DIRECTION: Exact repetition of every entry is required.

RECORDS TO PROCESS:
──────

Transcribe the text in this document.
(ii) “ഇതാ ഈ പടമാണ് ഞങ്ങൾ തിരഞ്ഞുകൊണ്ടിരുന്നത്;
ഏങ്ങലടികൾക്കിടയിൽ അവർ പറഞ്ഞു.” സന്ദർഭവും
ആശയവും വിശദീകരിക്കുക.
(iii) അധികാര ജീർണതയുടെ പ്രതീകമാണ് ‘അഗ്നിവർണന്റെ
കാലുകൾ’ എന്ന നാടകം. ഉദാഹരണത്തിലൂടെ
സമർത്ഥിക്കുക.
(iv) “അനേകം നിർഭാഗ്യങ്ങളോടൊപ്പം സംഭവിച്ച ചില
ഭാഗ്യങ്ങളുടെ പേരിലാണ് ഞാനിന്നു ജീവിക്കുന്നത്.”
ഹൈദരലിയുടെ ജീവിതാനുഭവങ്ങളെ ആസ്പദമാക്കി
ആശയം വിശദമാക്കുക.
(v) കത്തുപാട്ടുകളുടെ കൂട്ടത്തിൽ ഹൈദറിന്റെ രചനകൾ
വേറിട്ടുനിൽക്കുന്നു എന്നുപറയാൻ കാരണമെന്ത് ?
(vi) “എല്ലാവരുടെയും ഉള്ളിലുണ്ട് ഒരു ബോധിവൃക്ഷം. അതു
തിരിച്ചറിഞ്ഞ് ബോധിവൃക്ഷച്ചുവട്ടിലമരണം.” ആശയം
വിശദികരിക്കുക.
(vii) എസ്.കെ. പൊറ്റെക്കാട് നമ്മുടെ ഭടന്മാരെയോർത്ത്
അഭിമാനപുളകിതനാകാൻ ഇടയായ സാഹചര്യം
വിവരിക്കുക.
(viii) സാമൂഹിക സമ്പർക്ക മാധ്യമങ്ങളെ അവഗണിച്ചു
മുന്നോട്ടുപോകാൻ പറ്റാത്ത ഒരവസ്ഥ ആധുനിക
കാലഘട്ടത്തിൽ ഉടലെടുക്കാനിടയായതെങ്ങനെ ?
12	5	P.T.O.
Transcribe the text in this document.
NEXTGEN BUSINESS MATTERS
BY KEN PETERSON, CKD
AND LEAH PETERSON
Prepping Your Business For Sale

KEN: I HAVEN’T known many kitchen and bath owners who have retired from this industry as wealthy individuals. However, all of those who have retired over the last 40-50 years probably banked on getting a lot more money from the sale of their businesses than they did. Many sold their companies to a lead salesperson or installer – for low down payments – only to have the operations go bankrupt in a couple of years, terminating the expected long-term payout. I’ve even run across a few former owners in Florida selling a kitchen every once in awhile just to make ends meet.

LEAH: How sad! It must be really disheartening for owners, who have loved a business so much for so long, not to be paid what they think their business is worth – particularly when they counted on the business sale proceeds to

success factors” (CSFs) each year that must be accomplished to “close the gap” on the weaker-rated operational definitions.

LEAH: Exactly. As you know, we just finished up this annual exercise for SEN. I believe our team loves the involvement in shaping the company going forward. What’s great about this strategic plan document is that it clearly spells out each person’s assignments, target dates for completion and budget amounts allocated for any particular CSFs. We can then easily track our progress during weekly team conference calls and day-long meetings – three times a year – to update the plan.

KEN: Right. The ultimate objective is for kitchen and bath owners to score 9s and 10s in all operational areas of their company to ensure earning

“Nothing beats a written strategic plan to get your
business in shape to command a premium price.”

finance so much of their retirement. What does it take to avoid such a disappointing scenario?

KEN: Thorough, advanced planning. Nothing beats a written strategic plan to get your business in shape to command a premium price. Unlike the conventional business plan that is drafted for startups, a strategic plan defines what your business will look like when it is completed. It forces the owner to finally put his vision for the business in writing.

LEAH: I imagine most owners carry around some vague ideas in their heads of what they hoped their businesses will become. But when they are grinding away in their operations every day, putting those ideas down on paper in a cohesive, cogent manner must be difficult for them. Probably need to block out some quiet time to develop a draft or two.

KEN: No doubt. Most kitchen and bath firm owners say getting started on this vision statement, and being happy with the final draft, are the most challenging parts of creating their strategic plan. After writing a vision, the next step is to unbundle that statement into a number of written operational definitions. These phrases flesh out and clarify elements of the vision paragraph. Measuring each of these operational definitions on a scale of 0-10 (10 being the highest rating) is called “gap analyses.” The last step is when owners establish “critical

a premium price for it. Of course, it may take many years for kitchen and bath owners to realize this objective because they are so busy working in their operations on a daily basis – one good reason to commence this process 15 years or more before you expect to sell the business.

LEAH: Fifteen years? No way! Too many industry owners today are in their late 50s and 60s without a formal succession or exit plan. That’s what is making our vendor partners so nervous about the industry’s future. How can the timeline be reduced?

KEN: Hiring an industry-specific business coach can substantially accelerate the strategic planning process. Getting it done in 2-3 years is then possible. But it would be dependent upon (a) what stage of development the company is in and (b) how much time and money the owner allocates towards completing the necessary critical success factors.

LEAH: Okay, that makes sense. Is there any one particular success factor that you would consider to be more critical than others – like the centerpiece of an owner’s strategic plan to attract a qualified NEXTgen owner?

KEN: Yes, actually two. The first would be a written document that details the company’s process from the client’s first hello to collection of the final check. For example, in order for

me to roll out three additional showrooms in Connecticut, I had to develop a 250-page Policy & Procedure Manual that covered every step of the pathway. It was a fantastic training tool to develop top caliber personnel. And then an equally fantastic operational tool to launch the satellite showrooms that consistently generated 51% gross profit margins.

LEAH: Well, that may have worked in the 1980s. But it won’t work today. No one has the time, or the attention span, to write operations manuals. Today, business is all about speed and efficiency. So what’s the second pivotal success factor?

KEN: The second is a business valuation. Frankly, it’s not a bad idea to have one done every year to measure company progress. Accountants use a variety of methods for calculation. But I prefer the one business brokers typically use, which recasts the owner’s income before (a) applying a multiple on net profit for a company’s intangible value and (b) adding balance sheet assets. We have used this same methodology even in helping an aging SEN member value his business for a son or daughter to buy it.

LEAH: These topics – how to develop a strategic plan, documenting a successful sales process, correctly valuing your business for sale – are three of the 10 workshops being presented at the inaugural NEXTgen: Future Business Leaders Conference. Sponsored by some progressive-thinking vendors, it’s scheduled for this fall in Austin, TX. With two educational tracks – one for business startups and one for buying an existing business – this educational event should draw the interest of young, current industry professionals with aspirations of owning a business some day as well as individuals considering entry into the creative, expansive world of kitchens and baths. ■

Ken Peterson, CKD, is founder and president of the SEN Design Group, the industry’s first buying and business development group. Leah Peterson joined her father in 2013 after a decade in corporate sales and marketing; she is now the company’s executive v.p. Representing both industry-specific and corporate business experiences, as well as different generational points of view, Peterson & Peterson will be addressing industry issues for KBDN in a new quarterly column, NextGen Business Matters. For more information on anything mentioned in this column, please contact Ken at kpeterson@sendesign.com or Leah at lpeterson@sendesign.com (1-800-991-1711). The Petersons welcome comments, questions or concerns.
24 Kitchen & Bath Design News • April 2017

──────

OUTPUT OF THE EXERCISE:
Transcribe the text in this document.
(ii) “ഇതാ ഈ പടമാണ് ഞങ്ങൾ തിരഞ്ഞുകൊണ്ടിരുന്നത്;
ഏങ്ങലടികൾക്കിടയിൽ അവർ പറഞ്ഞു.” സന്ദർഭവും
ആശയവും വിശദീകരിക്കുക.
(iii) അധികാര ജീർണതയുടെ പ്രതീകമാണ് ‘അഗ്നിവർണന്റെ
കാലുകൾ’ എന്ന നാടകം. ഉദാഹരണത്തിലൂടെ
സമർത്ഥിക്കുക.
(iv) “അനേകം നിർഭാഗ്യങ്ങളോടൊപ്പം സംഭവിച്ച ചില
ഭാഗ്യങ്ങളുടെ പേരിലാണ് ഞാനിന്നു ജീവിക്കുന്നത്.”
ഹൈദരലിയുടെ ജീവിതാനുഭവങ്ങളെ ആസ്പദമാക്കി
ആശയം വിശദമാക്കുക.
(v) കത്തുപാട്ടുകളുടെ കൂട്ടത്തിൽ ഹൈദറിന്റെ രചനകൾ
വേറിട്ടുനിൽക്കുന്നു എന്നുപറയാൻ കാരണമെന്ത് ?
(vi) “എല്ലാവരുടെയും ഉള്ളിലുണ്ട് ഒരു ബോധിവൃക്ഷം. അതു
തിരിച്ചറിഞ്ഞ് ബോധിവൃക്ഷച്ചുവട്ടിലമരണം.” ആശയം
വിശദികരിക്കുക.
(vii) എസ്.കെ. പൊറ്റെക്കാട് നമ്മുടെ ഭടന്മാരെയോർത്ത്
അഭിമാനപുളകിതനാകാൻ ഇടയായ സാഹചര്യം
വിവരിക്കുക.
(viii) സാമൂഹിക സമ്പർക്ക മാധ്യമങ്ങളെ അവഗണിച്ചു
മുന്നോട്ടുപോകാൻ പറ്റാത്ത ഒരവസ്ഥ ആധുനിക
കാലഘട്ടത്തിൽ ഉടലെടുക്കാനിടയായതെങ്ങനെ ?
12	5	P.T.O.
Transcribe the text in this document.
NEXTGEN BUSINESS MATTERS
BY KEN PETERSON, CKD
AND LEAH PETERSON
Prepping Your Business For Sale

KEN: I HAVEN’T known many kitchen and bath owners who have retired from this industry as wealthy individuals. However, all of those who have retired over the last 40-50 years probably banked on getting a lot more money from the sale of their businesses than they did. Many sold their companies to a lead salesperson or installer – for low down payments – only to have the operations go bankrupt in a couple of years, terminating the expected long-term payout. I’ve even run across a few former owners in Florida selling a kitchen every once in awhile just to make ends meet.

LEAH: How sad! It must be really disheartening for owners, who have loved a business so much for so long, not to be paid what they think their business is worth – particularly when they counted on the business sale proceeds to

success factors” (CSFs) each year that must be accomplished to “close the gap” on the weaker-rated operational definitions.

LEAH: Exactly. As you know, we just finished up this annual exercise for SEN. I believe our team loves the involvement in shaping the company going forward. What’s great about this strategic plan document is that it clearly spells out each person’s assignments, target dates for completion and budget amounts allocated for any particular CSFs. We can then easily track our progress during weekly team conference calls and day-long meetings – three times a year – to update the plan.

KEN: Right. The ultimate objective is for kitchen and bath owners to score 9s and 10s in all operational areas of their company to ensure earning

“Nothing beats a written strategic plan to get your
business in shape to command a premium price.”

finance so much of their retirement. What does it take to avoid such a disappointing scenario?

KEN: Thorough, advanced planning. Nothing beats a written strategic plan to get your business in shape to command a premium price. Unlike the conventional business plan that is drafted for startups, a strategic plan defines what your business will look like when it is completed. It forces the owner to finally put his vision for the business in writing.

LEAH: I imagine most owners carry around some vague ideas in their heads of what they hoped their businesses will become. But when they are grinding away in their operations every day, putting those ideas down on paper in a cohesive, cogent manner must be difficult for them. Probably need to block out some quiet time to develop a draft or two.

KEN: No doubt. Most kitchen and bath firm owners say getting started on this vision statement, and being happy with the final draft, are the most challenging parts of creating their strategic plan. After writing a vision, the next step is to unbundle that statement into a number of written operational definitions. These phrases flesh out and clarify elements of the vision paragraph. Measuring each of these operational definitions on a scale of 0-10 (10 being the highest rating) is called “gap analyses.” The last step is when owners establish “critical

a premium price for it. Of course, it may take many years for kitchen and bath owners to realize this objective because they are so busy working in their operations on a daily basis – one good reason to commence this process 15 years or more before you expect to sell the business.

LEAH: Fifteen years? No way! Too many industry owners today are in their late 50s and 60s without a formal succession or exit plan. That’s what is making our vendor partners so nervous about the industry’s future. How can the timeline be reduced?

KEN: Hiring an industry-specific business coach can substantially accelerate the strategic planning process. Getting it done in 2-3 years is then possible. But it would be dependent upon (a) what stage of development the company is in and (b) how much time and money the owner allocates towards completing the necessary critical success factors.

LEAH: Okay, that makes sense. Is there any one particular success factor that you would consider to be more critical than others – like the centerpiece of an owner’s strategic plan to attract a qualified NEXTgen owner?

KEN: Yes, actually two. The first would be a written document that details the company’s process from the client’s first hello to collection of the final check. For example, in order for

me to roll out three additional showrooms in Connecticut, I had to develop a 250-page Policy & Procedure Manual that covered every step of the pathway. It was a fantastic training tool to develop top caliber personnel. And then an equally fantastic operational tool to launch the satellite showrooms that consistently generated 51% gross profit margins.

LEAH: Well, that may have worked in the 1980s. But it won’t work today. No one has the time, or the attention span, to write operations manuals. Today, business is all about speed and efficiency. So what’s the second pivotal success factor?

KEN: The second is a business valuation. Frankly, it’s not a bad idea to have one done every year to measure company progress. Accountants use a variety of methods for calculation. But I prefer the one business brokers typically use, which recasts the owner’s income before (a) applying a multiple on net profit for a company’s intangible value and (b) adding balance sheet assets. We have used this same methodology even in helping an aging SEN member value his business for a son or daughter to buy it.

LEAH: These topics – how to develop a strategic plan, documenting a successful sales process, correctly valuing your business for sale – are three of the 10 workshops being presented at the inaugural NEXTgen: Future Business Leaders Conference. Sponsored by some progressive-thinking vendors, it’s scheduled for this fall in Austin, TX. With two educational tracks – one for business startups and one for buying an existing business – this educational event should draw the interest of young, current industry professionals with aspirations of owning a business some day as well as individuals considering entry into the creative, expansive world of kitchens and baths. ■

Ken Peterson, CKD, is founder and president of the SEN Design Group, the industry’s first buying and business development group. Leah Peterson joined her father in 2013 after a decade in corporate sales and marketing; she is now the company’s executive v.p. Representing both industry-specific and corporate business experiences, as well as different generational points of view, Peterson & Peterson will be addressing industry issues for KBDN in a new quarterly column, NextGen Business Matters. For more information on anything mentioned in this column, please contact Ken at kpeterson@sendesign.com or Leah at lpeterson@sendesign.com (1-800-991-1711). The Petersons welcome comments, questions or concerns.
24 Kitchen & Bath Design News • April 2017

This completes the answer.